### Your task
Reproduce every line in the listing that contains the word "محله".

-- begin --

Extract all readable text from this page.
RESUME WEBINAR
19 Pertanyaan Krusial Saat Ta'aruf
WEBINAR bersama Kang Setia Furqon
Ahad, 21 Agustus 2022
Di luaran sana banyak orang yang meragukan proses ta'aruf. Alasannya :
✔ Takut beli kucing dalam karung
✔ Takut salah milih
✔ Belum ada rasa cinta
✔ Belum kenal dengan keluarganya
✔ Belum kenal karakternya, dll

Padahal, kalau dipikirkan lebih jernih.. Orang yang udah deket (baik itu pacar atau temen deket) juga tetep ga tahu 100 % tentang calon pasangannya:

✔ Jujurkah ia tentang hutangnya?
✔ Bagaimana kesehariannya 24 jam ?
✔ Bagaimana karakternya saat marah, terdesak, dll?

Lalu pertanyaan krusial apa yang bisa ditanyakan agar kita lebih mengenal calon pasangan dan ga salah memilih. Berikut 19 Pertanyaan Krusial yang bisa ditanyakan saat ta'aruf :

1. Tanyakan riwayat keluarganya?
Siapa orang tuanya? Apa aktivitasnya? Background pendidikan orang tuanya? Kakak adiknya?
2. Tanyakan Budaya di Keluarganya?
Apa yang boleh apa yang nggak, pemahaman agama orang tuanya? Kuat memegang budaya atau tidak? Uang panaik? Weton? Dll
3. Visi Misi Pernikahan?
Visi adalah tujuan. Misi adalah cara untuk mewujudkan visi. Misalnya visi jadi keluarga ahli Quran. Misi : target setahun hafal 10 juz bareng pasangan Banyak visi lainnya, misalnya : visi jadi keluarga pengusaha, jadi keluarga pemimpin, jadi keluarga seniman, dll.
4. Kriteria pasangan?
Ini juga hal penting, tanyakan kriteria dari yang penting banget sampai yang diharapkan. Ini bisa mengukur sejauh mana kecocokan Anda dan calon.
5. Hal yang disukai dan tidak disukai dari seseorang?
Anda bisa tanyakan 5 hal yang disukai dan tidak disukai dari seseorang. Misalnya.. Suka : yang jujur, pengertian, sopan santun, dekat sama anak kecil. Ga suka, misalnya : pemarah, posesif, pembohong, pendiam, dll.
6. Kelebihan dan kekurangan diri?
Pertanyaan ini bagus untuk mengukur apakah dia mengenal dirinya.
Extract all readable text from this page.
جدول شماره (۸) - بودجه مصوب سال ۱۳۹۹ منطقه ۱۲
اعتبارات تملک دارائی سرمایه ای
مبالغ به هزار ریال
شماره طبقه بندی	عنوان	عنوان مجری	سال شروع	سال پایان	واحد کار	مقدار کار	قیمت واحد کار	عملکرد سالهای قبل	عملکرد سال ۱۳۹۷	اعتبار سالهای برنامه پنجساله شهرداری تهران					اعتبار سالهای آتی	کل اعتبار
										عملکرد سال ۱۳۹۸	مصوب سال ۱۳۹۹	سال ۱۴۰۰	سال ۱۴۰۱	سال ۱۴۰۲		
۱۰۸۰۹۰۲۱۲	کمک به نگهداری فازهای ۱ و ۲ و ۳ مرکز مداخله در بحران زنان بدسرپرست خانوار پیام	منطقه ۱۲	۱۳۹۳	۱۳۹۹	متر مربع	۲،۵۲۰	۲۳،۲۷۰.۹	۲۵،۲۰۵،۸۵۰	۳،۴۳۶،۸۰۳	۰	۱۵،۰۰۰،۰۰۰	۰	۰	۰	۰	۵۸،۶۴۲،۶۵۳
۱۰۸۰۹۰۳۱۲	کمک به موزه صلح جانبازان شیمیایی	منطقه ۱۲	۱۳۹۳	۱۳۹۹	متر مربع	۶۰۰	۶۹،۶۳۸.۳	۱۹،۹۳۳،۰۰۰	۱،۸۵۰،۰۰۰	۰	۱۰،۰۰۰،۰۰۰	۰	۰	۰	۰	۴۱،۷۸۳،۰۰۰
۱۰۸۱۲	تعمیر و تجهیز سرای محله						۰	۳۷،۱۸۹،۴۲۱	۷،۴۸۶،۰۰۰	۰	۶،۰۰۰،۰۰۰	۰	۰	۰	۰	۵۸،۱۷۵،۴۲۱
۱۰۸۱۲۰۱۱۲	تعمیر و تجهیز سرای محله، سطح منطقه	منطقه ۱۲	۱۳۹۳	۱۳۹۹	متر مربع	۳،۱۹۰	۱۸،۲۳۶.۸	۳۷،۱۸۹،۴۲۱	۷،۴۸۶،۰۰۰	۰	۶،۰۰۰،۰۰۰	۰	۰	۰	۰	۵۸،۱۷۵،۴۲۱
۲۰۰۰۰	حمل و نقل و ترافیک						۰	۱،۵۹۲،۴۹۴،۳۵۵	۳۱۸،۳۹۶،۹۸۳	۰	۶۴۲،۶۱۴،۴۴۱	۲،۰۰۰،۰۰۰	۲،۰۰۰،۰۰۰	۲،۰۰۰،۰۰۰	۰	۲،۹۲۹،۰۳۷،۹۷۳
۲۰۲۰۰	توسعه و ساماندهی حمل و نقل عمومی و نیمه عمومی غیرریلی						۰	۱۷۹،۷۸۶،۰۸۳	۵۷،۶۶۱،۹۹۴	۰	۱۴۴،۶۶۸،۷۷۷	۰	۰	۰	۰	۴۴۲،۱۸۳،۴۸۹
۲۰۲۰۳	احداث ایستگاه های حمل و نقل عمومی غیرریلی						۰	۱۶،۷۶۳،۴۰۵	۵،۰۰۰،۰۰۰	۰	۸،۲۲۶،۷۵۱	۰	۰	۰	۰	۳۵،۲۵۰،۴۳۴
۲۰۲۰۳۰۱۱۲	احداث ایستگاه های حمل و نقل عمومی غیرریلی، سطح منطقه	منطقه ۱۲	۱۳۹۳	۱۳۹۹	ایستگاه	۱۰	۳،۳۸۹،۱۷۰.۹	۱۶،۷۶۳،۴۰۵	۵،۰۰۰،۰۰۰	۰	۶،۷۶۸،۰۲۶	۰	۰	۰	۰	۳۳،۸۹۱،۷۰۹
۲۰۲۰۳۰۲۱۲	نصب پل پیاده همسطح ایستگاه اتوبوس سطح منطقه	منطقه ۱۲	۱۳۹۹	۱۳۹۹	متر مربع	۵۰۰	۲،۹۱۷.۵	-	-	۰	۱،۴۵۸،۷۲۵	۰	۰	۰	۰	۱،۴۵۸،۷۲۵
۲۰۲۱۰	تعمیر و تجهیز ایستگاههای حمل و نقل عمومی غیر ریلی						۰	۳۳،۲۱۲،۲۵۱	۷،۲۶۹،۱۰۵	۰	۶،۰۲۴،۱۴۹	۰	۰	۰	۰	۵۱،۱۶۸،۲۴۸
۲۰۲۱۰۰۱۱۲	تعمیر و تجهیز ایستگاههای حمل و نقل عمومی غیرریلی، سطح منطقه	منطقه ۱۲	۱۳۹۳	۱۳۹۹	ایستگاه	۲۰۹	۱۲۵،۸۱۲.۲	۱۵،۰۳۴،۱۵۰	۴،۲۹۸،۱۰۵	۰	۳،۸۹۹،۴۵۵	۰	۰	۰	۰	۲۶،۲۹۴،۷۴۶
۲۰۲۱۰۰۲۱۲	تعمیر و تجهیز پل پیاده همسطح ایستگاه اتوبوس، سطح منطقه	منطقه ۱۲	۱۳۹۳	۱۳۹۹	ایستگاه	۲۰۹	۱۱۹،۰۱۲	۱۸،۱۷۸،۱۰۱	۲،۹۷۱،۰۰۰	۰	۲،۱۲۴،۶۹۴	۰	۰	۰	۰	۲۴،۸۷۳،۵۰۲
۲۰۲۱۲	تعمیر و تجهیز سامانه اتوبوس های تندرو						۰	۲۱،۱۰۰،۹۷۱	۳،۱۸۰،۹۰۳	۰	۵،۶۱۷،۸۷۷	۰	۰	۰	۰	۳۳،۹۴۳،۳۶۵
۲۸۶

-- end --

### Correct answer
۱۰۸۱۲	تعمیر و تجهیز سرای محله						۰	۳۷،۱۸۹،۴۲۱	۷،۴۸۶،۰۰۰	۰	۶،۰۰۰،۰۰۰	۰	۰	۰	۰	۵۸،۱۷۵،۴۲۱
۱۰۸۱۲۰۱۱۲	تعمیر و تجهیز سرای محله، سطح منطقه	منطقه ۱۲	۱۳۹۳	۱۳۹۹	متر مربع	۳،۱۹۰	۱۸،۲۳۶.۸	۳۷،۱۸۹،۴۲۱	۷،۴۸۶،۰۰۰	۰	۶،۰۰۰،۰۰۰	۰	۰	۰	۰	۵۸،۱۷۵،۴۲۱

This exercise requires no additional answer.